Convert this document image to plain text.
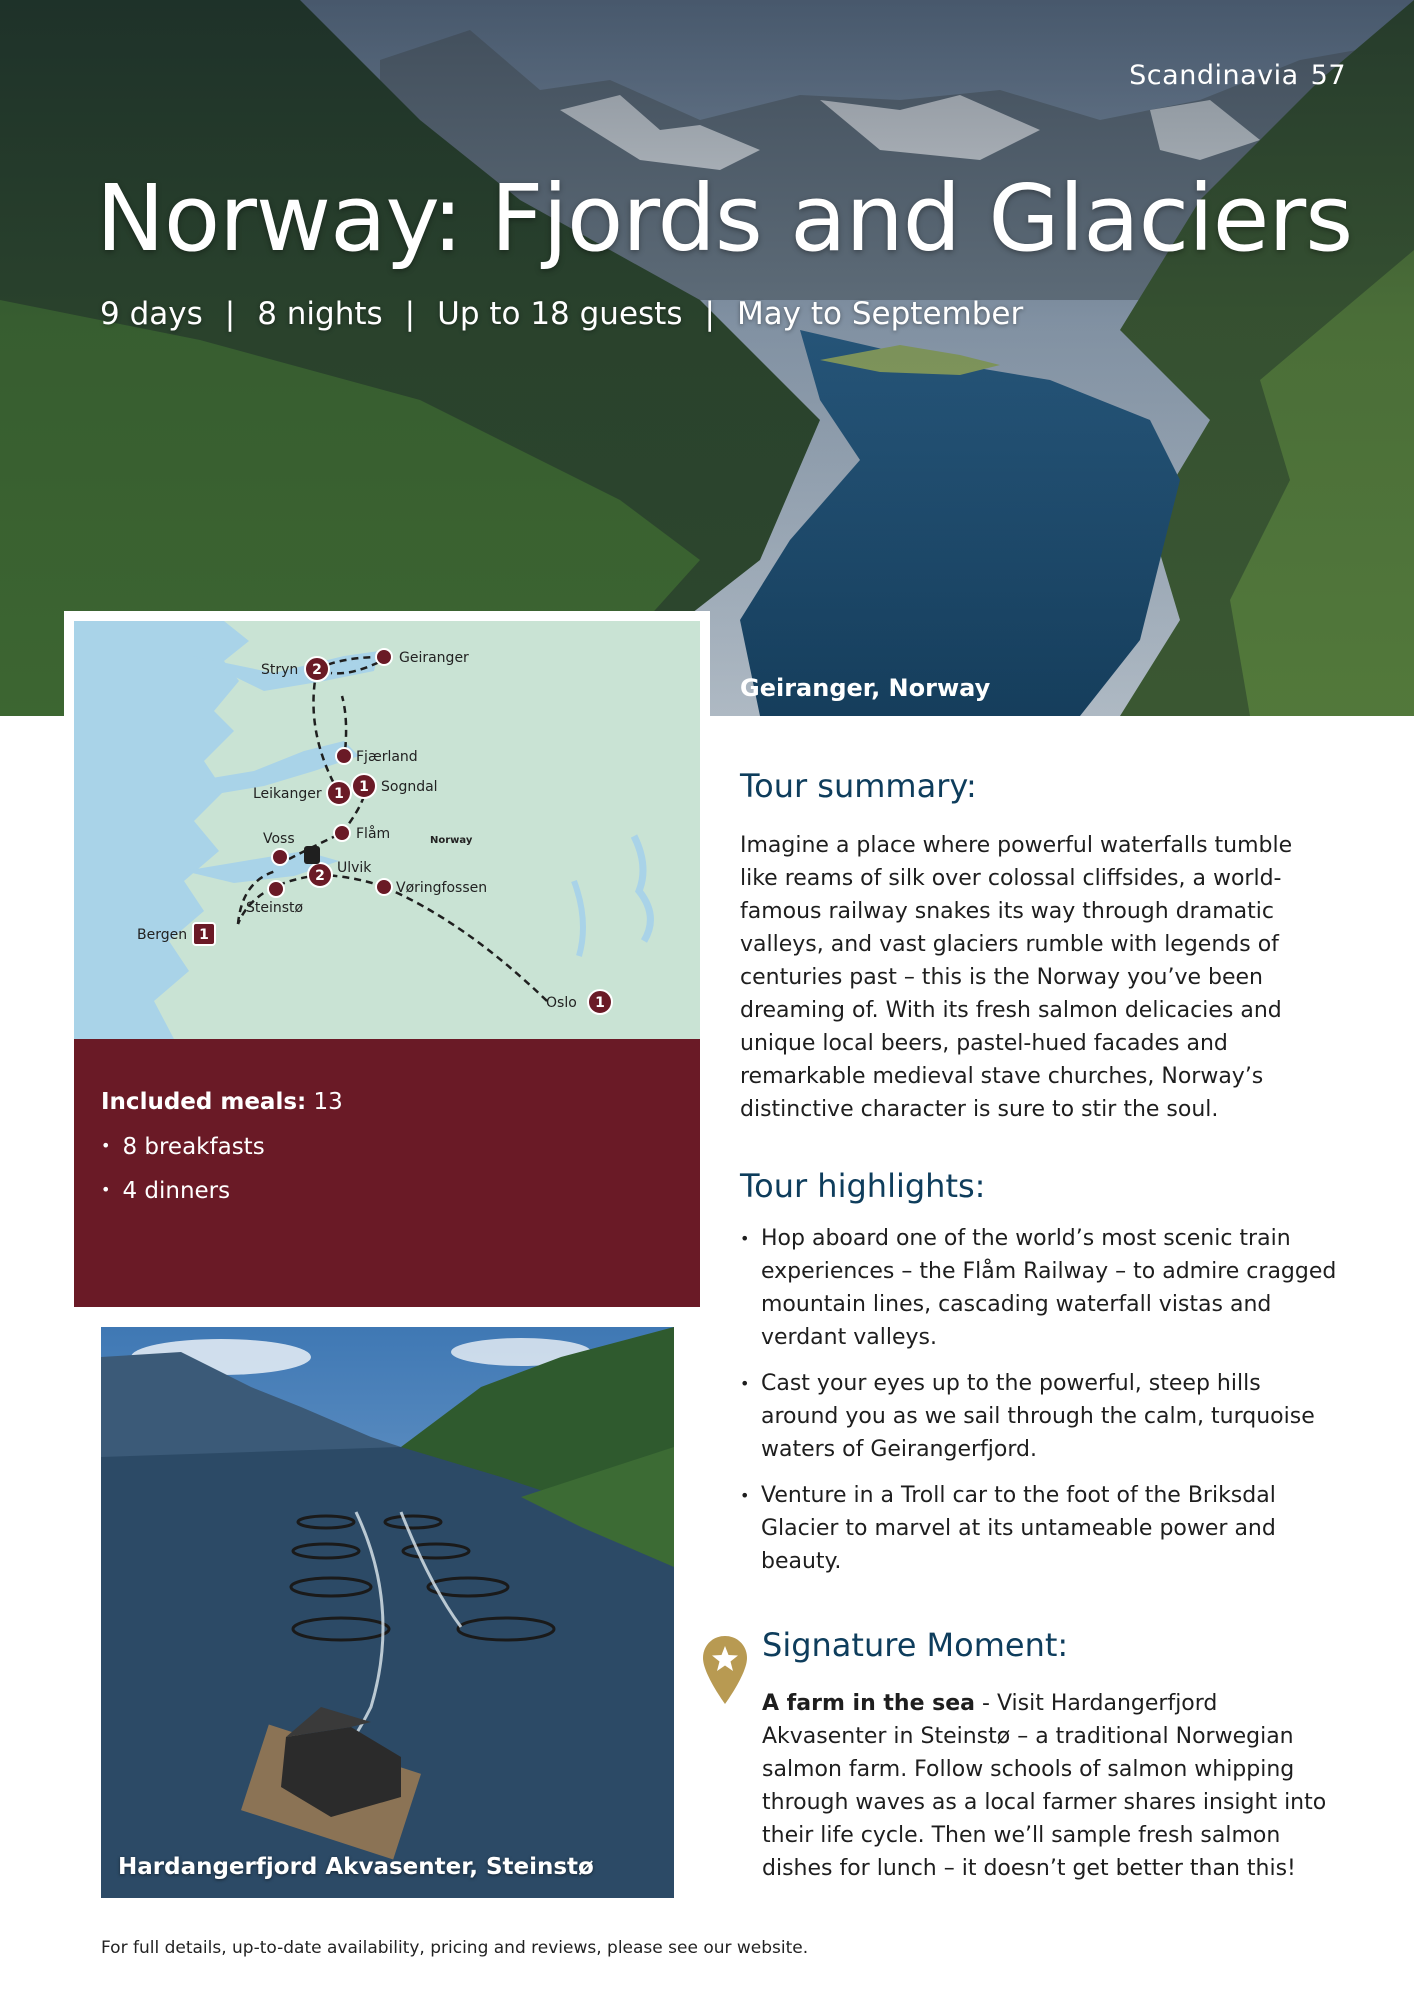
Scandinavia 57
Norway: Fjords and Glaciers
9 days | 8 nights | Up to 18 guests | May to September
Geiranger, Norway
2
1
1
2
1
1
Stryn
Geiranger
Fjærland
Sogndal
Leikanger
Flåm
Voss
Ulvik
Vøringfossen
Steinstø
Bergen
Oslo
Norway
Included meals: 13
• 8 breakfasts
• 4 dinners
Hardangerfjord Akvasenter, Steinstø
Tour summary:

Imagine a place where powerful waterfalls tumble like reams of silk over colossal cliffsides, a world-famous railway snakes its way through dramatic valleys, and vast glaciers rumble with legends of centuries past – this is the Norway you’ve been dreaming of. With its fresh salmon delicacies and unique local beers, pastel-hued facades and remarkable medieval stave churches, Norway’s distinctive character is sure to stir the soul.

Tour highlights:
• Hop aboard one of the world’s most scenic train experiences – the Flåm Railway – to admire cragged mountain lines, cascading waterfall vistas and verdant valleys.
• Cast your eyes up to the powerful, steep hills around you as we sail through the calm, turquoise waters of Geirangerfjord.
• Venture in a Troll car to the foot of the Briksdal Glacier to marvel at its untameable power and beauty.
Signature Moment:

A farm in the sea - Visit Hardangerfjord Akvasenter in Steinstø – a traditional Norwegian salmon farm. Follow schools of salmon whipping through waves as a local farmer shares insight into their life cycle. Then we’ll sample fresh salmon dishes for lunch – it doesn’t get better than this!

For full details, up-to-date availability, pricing and reviews, please see our website.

*What you have to do:* Identify each line in the records above that contains the word "Flåm", and copy it out in full.

*Answer in full:*
Flåm
• Hop aboard one of the world’s most scenic train experiences – the Flåm Railway – to admire cragged mountain lines, cascading waterfall vistas and verdant valleys.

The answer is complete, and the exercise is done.